§ **Given data**:
>> begin
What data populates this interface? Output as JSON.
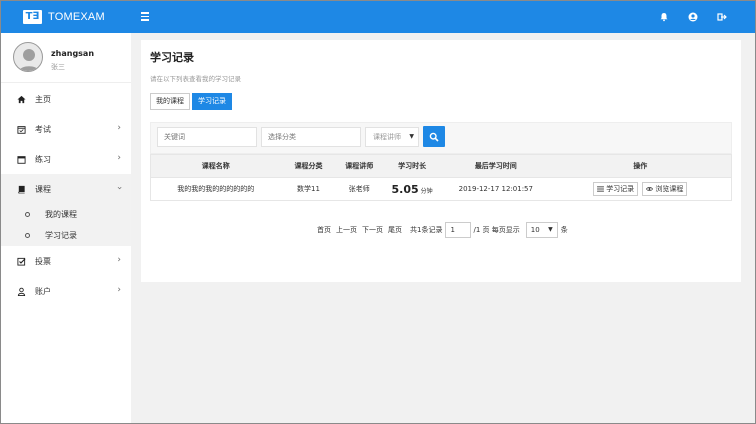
{
  "app": {
    "logo_mark": "T∃",
    "name": "TOMEXAM"
  },
  "user": {
    "username": "zhangsan",
    "realname": "张三"
  },
  "nav": {
    "home": "主页",
    "exam": "考试",
    "practice": "练习",
    "course": "课程",
    "course_sub": {
      "my_courses": "我的课程",
      "study_records": "学习记录"
    },
    "vote": "投票",
    "account": "账户"
  },
  "page": {
    "title": "学习记录",
    "description": "请在以下列表查看我的学习记录",
    "tabs": [
      {
        "label": "我的课程",
        "active": false
      },
      {
        "label": "学习记录",
        "active": true
      }
    ]
  },
  "filters": {
    "keyword_placeholder": "关键词",
    "category_placeholder": "选择分类",
    "teacher_select": "课程讲师"
  },
  "table": {
    "headers": [
      "课程名称",
      "课程分类",
      "课程讲师",
      "学习时长",
      "最后学习时间",
      "操作"
    ],
    "rows": [
      {
        "name": "我的我的我的的的的的的",
        "category": "数学11",
        "teacher": "张老师",
        "duration": "5.05",
        "duration_unit": "分钟",
        "last_time": "2019-12-17 12:01:57",
        "action_records": "学习记录",
        "action_browse": "浏览课程"
      }
    ]
  },
  "pagination": {
    "first": "首页",
    "prev": "上一页",
    "next": "下一页",
    "last": "尾页",
    "total": "共1条记录",
    "current_page": "1",
    "page_suffix": "/1 页 每页显示",
    "page_size": "10",
    "size_suffix": "条"
  },
  "colors": {
    "primary": "#1e88e5",
    "sidebar_bg": "#ffffff",
    "page_bg": "#f1f1f1"
  }
}
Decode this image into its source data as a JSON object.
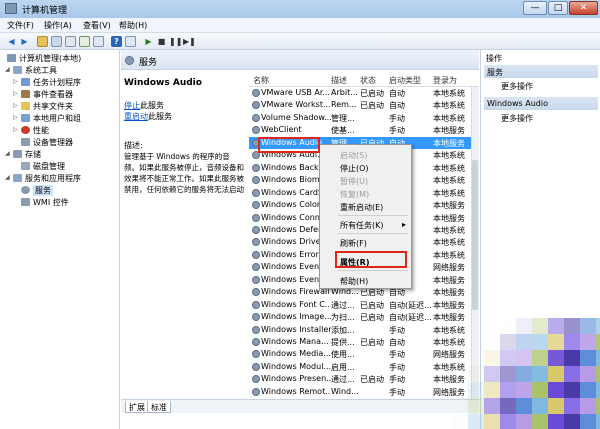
{
  "window": {
    "title": "计算机管理",
    "buttons": [
      "—",
      "□",
      "✕"
    ]
  },
  "menu": [
    "文件(F)",
    "操作(A)",
    "查看(V)",
    "帮助(H)"
  ],
  "tree": [
    {
      "label": "计算机管理(本地)",
      "level": 0
    },
    {
      "label": "系统工具",
      "level": 1
    },
    {
      "label": "任务计划程序",
      "level": 2
    },
    {
      "label": "事件查看器",
      "level": 2
    },
    {
      "label": "共享文件夹",
      "level": 2
    },
    {
      "label": "本地用户和组",
      "level": 2
    },
    {
      "label": "性能",
      "level": 2
    },
    {
      "label": "设备管理器",
      "level": 2
    },
    {
      "label": "存储",
      "level": 1
    },
    {
      "label": "磁盘管理",
      "level": 2
    },
    {
      "label": "服务和应用程序",
      "level": 1
    },
    {
      "label": "服务",
      "level": 2,
      "selected": true
    },
    {
      "label": "WMI 控件",
      "level": 2
    }
  ],
  "header": {
    "title": "服务"
  },
  "details": {
    "service_name": "Windows Audio",
    "stop_link": "停止",
    "stop_suffix": "此服务",
    "restart_link": "重启动",
    "restart_suffix": "此服务",
    "desc_label": "描述:",
    "description": "管理基于 Windows 的程序的音频。如果此服务被停止，音频设备和效果将不能正常工作。如果此服务被禁用，任何依赖它的服务将无法启动"
  },
  "columns": [
    "名称",
    "描述",
    "状态",
    "启动类型",
    "登录为"
  ],
  "rows": [
    [
      "VMware USB Ar...",
      "Arbit...",
      "已启动",
      "自动",
      "本地系统"
    ],
    [
      "VMware Workst...",
      "Rem...",
      "已启动",
      "自动",
      "本地系统"
    ],
    [
      "Volume Shadow...",
      "管理...",
      "",
      "手动",
      "本地系统"
    ],
    [
      "WebClient",
      "使基...",
      "",
      "手动",
      "本地服务"
    ],
    [
      "Windows Audio",
      "管理...",
      "已启动",
      "自动",
      "本地服务"
    ],
    [
      "Windows Audi...",
      "",
      "",
      "",
      "本地系统"
    ],
    [
      "Windows Backu...",
      "",
      "",
      "",
      "本地系统"
    ],
    [
      "Windows Biome...",
      "",
      "",
      "",
      "本地系统"
    ],
    [
      "Windows CardS...",
      "",
      "",
      "",
      "本地系统"
    ],
    [
      "Windows Color ...",
      "",
      "",
      "",
      "本地服务"
    ],
    [
      "Windows Conne...",
      "",
      "",
      "",
      "本地服务"
    ],
    [
      "Windows Defen...",
      "",
      "",
      "",
      "本地系统"
    ],
    [
      "Windows Driver...",
      "",
      "",
      "",
      "本地系统"
    ],
    [
      "Windows Error ...",
      "",
      "",
      "",
      "本地系统"
    ],
    [
      "Windows Event ...",
      "",
      "",
      "",
      "网络服务"
    ],
    [
      "Windows Event ...",
      "",
      "",
      "",
      "本地服务"
    ],
    [
      "Windows Firewall",
      "Wind...",
      "已启动",
      "自动",
      "本地服务"
    ],
    [
      "Windows Font C...",
      "通过...",
      "已启动",
      "自动(延迟...",
      "本地服务"
    ],
    [
      "Windows Image...",
      "为扫...",
      "已启动",
      "自动(延迟...",
      "本地服务"
    ],
    [
      "Windows Installer",
      "添加...",
      "",
      "手动",
      "本地系统"
    ],
    [
      "Windows Mana...",
      "提供...",
      "已启动",
      "自动",
      "本地系统"
    ],
    [
      "Windows Media...",
      "使用...",
      "",
      "手动",
      "网络服务"
    ],
    [
      "Windows Modul...",
      "启用...",
      "",
      "手动",
      "本地系统"
    ],
    [
      "Windows Presen...",
      "通过...",
      "已启动",
      "手动",
      "本地服务"
    ],
    [
      "Windows Remot...",
      "Wind...",
      "",
      "手动",
      "网络服务"
    ]
  ],
  "selected_row_index": 4,
  "tabs": [
    "扩展",
    "标准"
  ],
  "context_menu": [
    {
      "label": "启动(S)",
      "disabled": true
    },
    {
      "label": "停止(O)",
      "disabled": false
    },
    {
      "label": "暂停(U)",
      "disabled": true
    },
    {
      "label": "恢复(M)",
      "disabled": true
    },
    {
      "label": "重新启动(E)",
      "disabled": false
    },
    {
      "label": "所有任务(K)",
      "disabled": false,
      "submenu": "▸"
    },
    {
      "label": "刷新(F)",
      "disabled": false
    },
    {
      "label": "属性(R)",
      "disabled": false,
      "bold": true
    },
    {
      "label": "帮助(H)",
      "disabled": false
    }
  ],
  "actions": {
    "section1": "操作",
    "group1": "服务",
    "more1": "更多操作",
    "group2": "Windows Audio",
    "more2": "更多操作"
  },
  "colors": {
    "selection": "#3399ff",
    "highlight_border": "#e0261c",
    "link": "#0a55c7"
  }
}
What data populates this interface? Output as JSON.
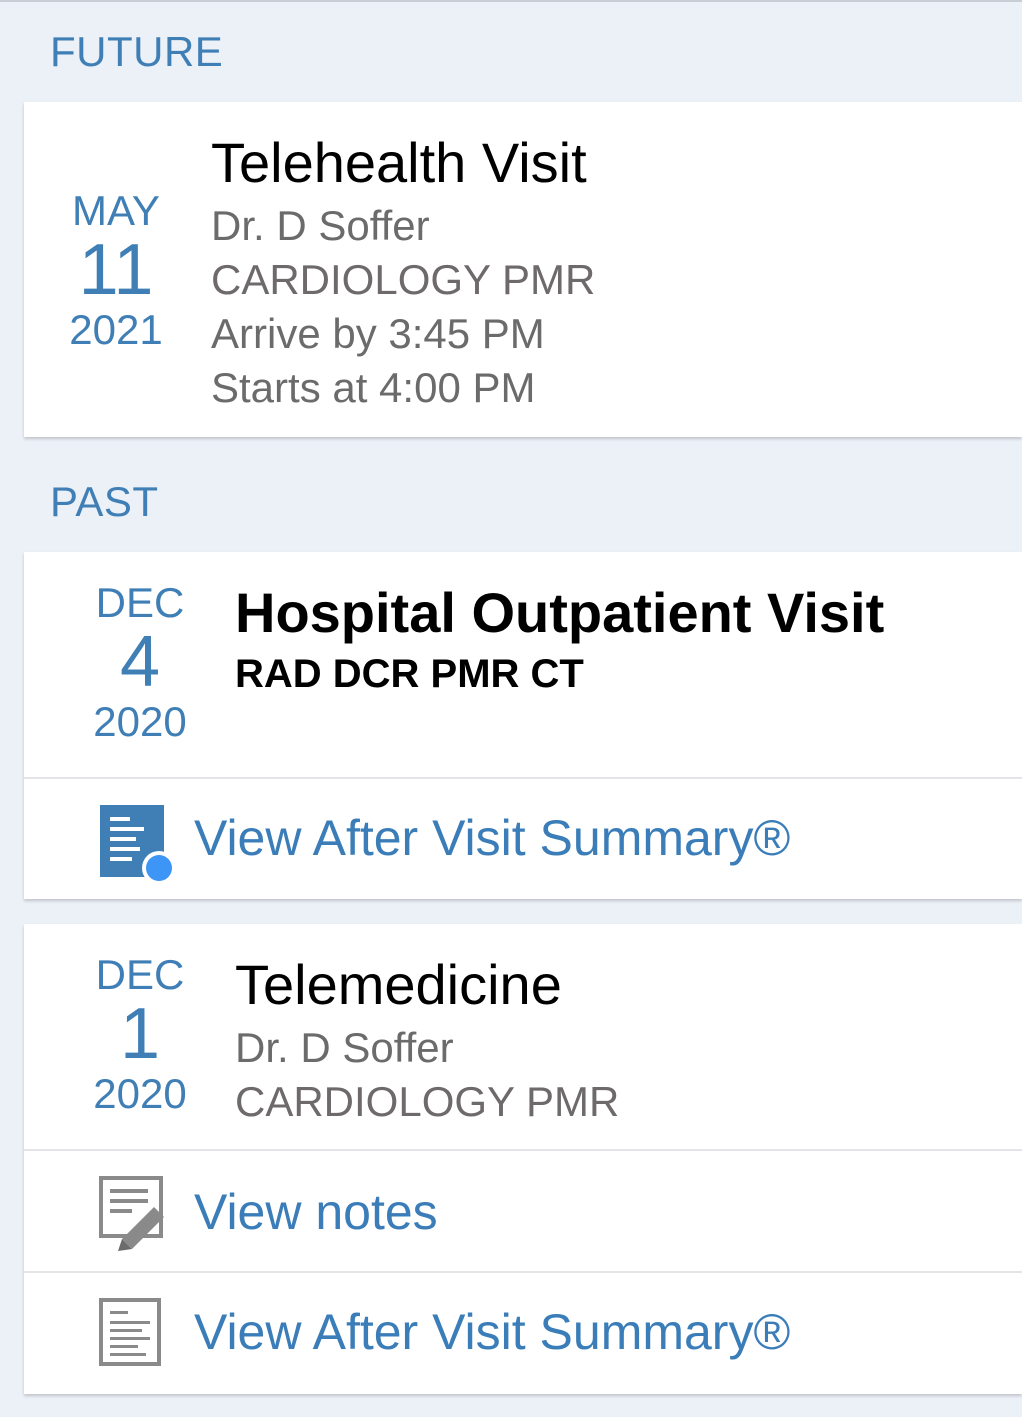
>> end
§ **Written instruction**:
Reproduce the material above in full and without alteration, but skip all pictures.

§ **Written answer**:
What data populates this interface? Output as JSON.
{
  "app": {
    "logo_mark": "T∃",
    "name": "TOMEXAM"
  },
  "user": {
    "username": "zhangsan",
    "realname": "张三"
  },
  "nav": {
    "home": "主页",
    "exam": "考试",
    "practice": "练习",
    "course": "课程",
    "course_sub": {
      "my_courses": "我的课程",
      "study_records": "学习记录"
    },
    "vote": "投票",
    "account": "账户"
  },
  "page": {
    "title": "学习记录",
    "description": "请在以下列表查看我的学习记录",
    "tabs": [
      {
        "label": "我的课程",
        "active": false
      },
      {
        "label": "学习记录",
        "active": true
      }
    ]
  },
  "filters": {
    "keyword_placeholder": "关键词",
    "category_placeholder": "选择分类",
    "teacher_select": "课程讲师"
  },
  "table": {
    "headers": [
      "课程名称",
      "课程分类",
      "课程讲师",
      "学习时长",
      "最后学习时间",
      "操作"
    ],
    "rows": [
      {
        "name": "我的我的我的的的的的的",
        "category": "数学11",
        "teacher": "张老师",
        "duration": "5.05",
        "duration_unit": "分钟",
        "last_time": "2019-12-17 12:01:57",
        "action_records": "学习记录",
        "action_browse": "浏览课程"
      }
    ]
  },
  "pagination": {
    "first": "首页",
    "prev": "上一页",
    "next": "下一页",
    "last": "尾页",
    "total": "共1条记录",
    "current_page": "1",
    "page_suffix": "/1 页 每页显示",
    "page_size": "10",
    "size_suffix": "条"
  },
  "colors": {
    "primary": "#1e88e5",
    "sidebar_bg": "#ffffff",
    "page_bg": "#f1f1f1"
  }
}
Decode this image into its source data as a JSON object.
{
  "window": {
    "title": "计算机管理",
    "buttons": [
      "—",
      "□",
      "✕"
    ]
  },
  "menu": [
    "文件(F)",
    "操作(A)",
    "查看(V)",
    "帮助(H)"
  ],
  "tree": [
    {
      "label": "计算机管理(本地)",
      "level": 0
    },
    {
      "label": "系统工具",
      "level": 1
    },
    {
      "label": "任务计划程序",
      "level": 2
    },
    {
      "label": "事件查看器",
      "level": 2
    },
    {
      "label": "共享文件夹",
      "level": 2
    },
    {
      "label": "本地用户和组",
      "level": 2
    },
    {
      "label": "性能",
      "level": 2
    },
    {
      "label": "设备管理器",
      "level": 2
    },
    {
      "label": "存储",
      "level": 1
    },
    {
      "label": "磁盘管理",
      "level": 2
    },
    {
      "label": "服务和应用程序",
      "level": 1
    },
    {
      "label": "服务",
      "level": 2,
      "selected": true
    },
    {
      "label": "WMI 控件",
      "level": 2
    }
  ],
  "header": {
    "title": "服务"
  },
  "details": {
    "service_name": "Windows Audio",
    "stop_link": "停止",
    "stop_suffix": "此服务",
    "restart_link": "重启动",
    "restart_suffix": "此服务",
    "desc_label": "描述:",
    "description": "管理基于 Windows 的程序的音频。如果此服务被停止，音频设备和效果将不能正常工作。如果此服务被禁用，任何依赖它的服务将无法启动"
  },
  "columns": [
    "名称",
    "描述",
    "状态",
    "启动类型",
    "登录为"
  ],
  "rows": [
    [
      "VMware USB Ar...",
      "Arbit...",
      "已启动",
      "自动",
      "本地系统"
    ],
    [
      "VMware Workst...",
      "Rem...",
      "已启动",
      "自动",
      "本地系统"
    ],
    [
      "Volume Shadow...",
      "管理...",
      "",
      "手动",
      "本地系统"
    ],
    [
      "WebClient",
      "使基...",
      "",
      "手动",
      "本地服务"
    ],
    [
      "Windows Audio",
      "管理...",
      "已启动",
      "自动",
      "本地服务"
    ],
    [
      "Windows Audi...",
      "",
      "",
      "",
      "本地系统"
    ],
    [
      "Windows Backu...",
      "",
      "",
      "",
      "本地系统"
    ],
    [
      "Windows Biome...",
      "",
      "",
      "",
      "本地系统"
    ],
    [
      "Windows CardS...",
      "",
      "",
      "",
      "本地系统"
    ],
    [
      "Windows Color ...",
      "",
      "",
      "",
      "本地服务"
    ],
    [
      "Windows Conne...",
      "",
      "",
      "",
      "本地服务"
    ],
    [
      "Windows Defen...",
      "",
      "",
      "",
      "本地系统"
    ],
    [
      "Windows Driver...",
      "",
      "",
      "",
      "本地系统"
    ],
    [
      "Windows Error ...",
      "",
      "",
      "",
      "本地系统"
    ],
    [
      "Windows Event ...",
      "",
      "",
      "",
      "网络服务"
    ],
    [
      "Windows Event ...",
      "",
      "",
      "",
      "本地服务"
    ],
    [
      "Windows Firewall",
      "Wind...",
      "已启动",
      "自动",
      "本地服务"
    ],
    [
      "Windows Font C...",
      "通过...",
      "已启动",
      "自动(延迟...",
      "本地服务"
    ],
    [
      "Windows Image...",
      "为扫...",
      "已启动",
      "自动(延迟...",
      "本地服务"
    ],
    [
      "Windows Installer",
      "添加...",
      "",
      "手动",
      "本地系统"
    ],
    [
      "Windows Mana...",
      "提供...",
      "已启动",
      "自动",
      "本地系统"
    ],
    [
      "Windows Media...",
      "使用...",
      "",
      "手动",
      "网络服务"
    ],
    [
      "Windows Modul...",
      "启用...",
      "",
      "手动",
      "本地系统"
    ],
    [
      "Windows Presen...",
      "通过...",
      "已启动",
      "手动",
      "本地服务"
    ],
    [
      "Windows Remot...",
      "Wind...",
      "",
      "手动",
      "网络服务"
    ]
  ],
  "selected_row_index": 4,
  "tabs": [
    "扩展",
    "标准"
  ],
  "context_menu": [
    {
      "label": "启动(S)",
      "disabled": true
    },
    {
      "label": "停止(O)",
      "disabled": false
    },
    {
      "label": "暂停(U)",
      "disabled": true
    },
    {
      "label": "恢复(M)",
      "disabled": true
    },
    {
      "label": "重新启动(E)",
      "disabled": false
    },
    {
      "label": "所有任务(K)",
      "disabled": false,
      "submenu": "▸"
    },
    {
      "label": "刷新(F)",
      "disabled": false
    },
    {
      "label": "属性(R)",
      "disabled": false,
      "bold": true
    },
    {
      "label": "帮助(H)",
      "disabled": false
    }
  ],
  "actions": {
    "section1": "操作",
    "group1": "服务",
    "more1": "更多操作",
    "group2": "Windows Audio",
    "more2": "更多操作"
  },
  "colors": {
    "selection": "#3399ff",
    "highlight_border": "#e0261c",
    "link": "#0a55c7"
  }
}
What data populates this interface? Output as JSON.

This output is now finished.